====== Supplied data

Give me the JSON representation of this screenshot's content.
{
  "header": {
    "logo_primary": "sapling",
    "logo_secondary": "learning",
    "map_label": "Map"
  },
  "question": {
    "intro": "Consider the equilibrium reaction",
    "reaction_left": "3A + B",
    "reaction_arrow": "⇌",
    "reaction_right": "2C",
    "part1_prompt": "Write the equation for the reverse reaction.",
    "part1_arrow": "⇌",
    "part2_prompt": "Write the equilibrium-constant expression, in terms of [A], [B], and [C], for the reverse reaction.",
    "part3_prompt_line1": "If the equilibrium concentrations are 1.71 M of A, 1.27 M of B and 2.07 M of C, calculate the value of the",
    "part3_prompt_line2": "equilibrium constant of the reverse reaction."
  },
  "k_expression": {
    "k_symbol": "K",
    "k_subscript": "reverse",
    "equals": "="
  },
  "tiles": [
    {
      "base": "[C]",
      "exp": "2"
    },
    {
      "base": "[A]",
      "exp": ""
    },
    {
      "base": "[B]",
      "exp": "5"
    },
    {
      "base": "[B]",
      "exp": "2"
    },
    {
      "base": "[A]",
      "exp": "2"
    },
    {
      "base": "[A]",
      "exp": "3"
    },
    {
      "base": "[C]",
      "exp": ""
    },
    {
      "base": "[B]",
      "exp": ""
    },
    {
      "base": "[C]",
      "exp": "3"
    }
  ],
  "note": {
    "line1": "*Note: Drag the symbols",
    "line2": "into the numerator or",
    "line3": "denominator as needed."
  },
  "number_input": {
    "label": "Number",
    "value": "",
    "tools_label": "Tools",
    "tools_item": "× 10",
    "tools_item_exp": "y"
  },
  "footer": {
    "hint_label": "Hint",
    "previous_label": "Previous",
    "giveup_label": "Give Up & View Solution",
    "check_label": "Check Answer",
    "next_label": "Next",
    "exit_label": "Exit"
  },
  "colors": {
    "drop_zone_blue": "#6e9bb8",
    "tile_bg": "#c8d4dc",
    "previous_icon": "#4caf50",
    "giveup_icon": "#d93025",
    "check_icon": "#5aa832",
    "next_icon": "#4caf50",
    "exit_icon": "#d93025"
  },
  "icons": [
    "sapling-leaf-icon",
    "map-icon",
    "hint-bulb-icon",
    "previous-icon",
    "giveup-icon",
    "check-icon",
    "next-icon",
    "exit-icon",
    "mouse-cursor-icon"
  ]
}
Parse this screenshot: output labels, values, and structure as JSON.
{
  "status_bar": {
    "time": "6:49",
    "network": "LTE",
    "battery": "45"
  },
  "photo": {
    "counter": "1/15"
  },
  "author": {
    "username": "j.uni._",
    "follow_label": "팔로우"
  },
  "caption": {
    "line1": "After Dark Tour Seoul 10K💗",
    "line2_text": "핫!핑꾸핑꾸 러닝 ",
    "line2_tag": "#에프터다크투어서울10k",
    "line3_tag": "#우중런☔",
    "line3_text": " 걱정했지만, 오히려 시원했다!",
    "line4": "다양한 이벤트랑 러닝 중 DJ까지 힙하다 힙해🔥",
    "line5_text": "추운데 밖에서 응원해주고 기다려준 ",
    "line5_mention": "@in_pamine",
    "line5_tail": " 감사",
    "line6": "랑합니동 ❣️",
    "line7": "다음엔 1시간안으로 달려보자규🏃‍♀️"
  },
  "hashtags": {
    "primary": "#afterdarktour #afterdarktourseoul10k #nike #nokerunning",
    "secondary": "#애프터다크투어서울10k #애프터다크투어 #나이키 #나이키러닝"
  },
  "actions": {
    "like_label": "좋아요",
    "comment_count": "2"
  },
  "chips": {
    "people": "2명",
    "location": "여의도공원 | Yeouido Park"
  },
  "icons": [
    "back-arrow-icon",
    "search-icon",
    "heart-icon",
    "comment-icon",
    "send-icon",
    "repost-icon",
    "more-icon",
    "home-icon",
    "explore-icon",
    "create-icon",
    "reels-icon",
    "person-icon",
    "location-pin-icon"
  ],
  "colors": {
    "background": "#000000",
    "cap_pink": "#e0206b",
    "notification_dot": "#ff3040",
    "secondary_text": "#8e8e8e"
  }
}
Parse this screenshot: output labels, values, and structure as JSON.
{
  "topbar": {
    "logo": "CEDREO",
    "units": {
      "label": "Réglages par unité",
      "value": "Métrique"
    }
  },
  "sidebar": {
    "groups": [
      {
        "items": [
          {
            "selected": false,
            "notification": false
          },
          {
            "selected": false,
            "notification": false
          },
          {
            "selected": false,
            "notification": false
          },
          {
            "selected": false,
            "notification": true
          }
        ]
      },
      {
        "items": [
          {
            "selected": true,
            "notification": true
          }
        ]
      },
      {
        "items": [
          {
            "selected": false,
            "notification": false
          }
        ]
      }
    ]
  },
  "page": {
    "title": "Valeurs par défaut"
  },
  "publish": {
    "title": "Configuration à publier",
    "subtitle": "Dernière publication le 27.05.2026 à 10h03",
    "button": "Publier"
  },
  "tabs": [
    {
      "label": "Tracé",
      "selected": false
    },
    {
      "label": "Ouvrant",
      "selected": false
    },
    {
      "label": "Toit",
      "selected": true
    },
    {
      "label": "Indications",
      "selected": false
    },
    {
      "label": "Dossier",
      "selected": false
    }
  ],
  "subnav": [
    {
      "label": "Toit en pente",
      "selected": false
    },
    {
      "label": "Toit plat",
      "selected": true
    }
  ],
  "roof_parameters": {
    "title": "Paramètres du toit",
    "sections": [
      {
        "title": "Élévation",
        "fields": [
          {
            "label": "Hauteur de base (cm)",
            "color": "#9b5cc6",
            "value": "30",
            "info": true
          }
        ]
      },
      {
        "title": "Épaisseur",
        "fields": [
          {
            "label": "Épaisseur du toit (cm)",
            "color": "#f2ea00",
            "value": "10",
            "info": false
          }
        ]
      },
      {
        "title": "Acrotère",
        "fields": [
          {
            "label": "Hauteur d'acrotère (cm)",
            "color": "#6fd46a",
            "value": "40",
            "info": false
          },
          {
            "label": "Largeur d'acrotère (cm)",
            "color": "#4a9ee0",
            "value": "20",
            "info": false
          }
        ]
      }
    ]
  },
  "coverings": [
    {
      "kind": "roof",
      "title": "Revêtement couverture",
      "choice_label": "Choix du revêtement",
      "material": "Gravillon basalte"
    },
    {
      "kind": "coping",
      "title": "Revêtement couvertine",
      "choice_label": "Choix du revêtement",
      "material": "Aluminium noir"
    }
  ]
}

============

Which lines hold the word "equilibrium"? Return all of them from the records above.

#### Reply to the task
    "intro": "Consider the equilibrium reaction",
    "part2_prompt": "Write the equilibrium-constant expression, in terms of [A], [B], and [C], for the reverse reaction.",
    "part3_prompt_line1": "If the equilibrium concentrations are 1.71 M of A, 1.27 M of B and 2.07 M of C, calculate the value of the",
    "part3_prompt_line2": "equilibrium constant of the reverse reaction."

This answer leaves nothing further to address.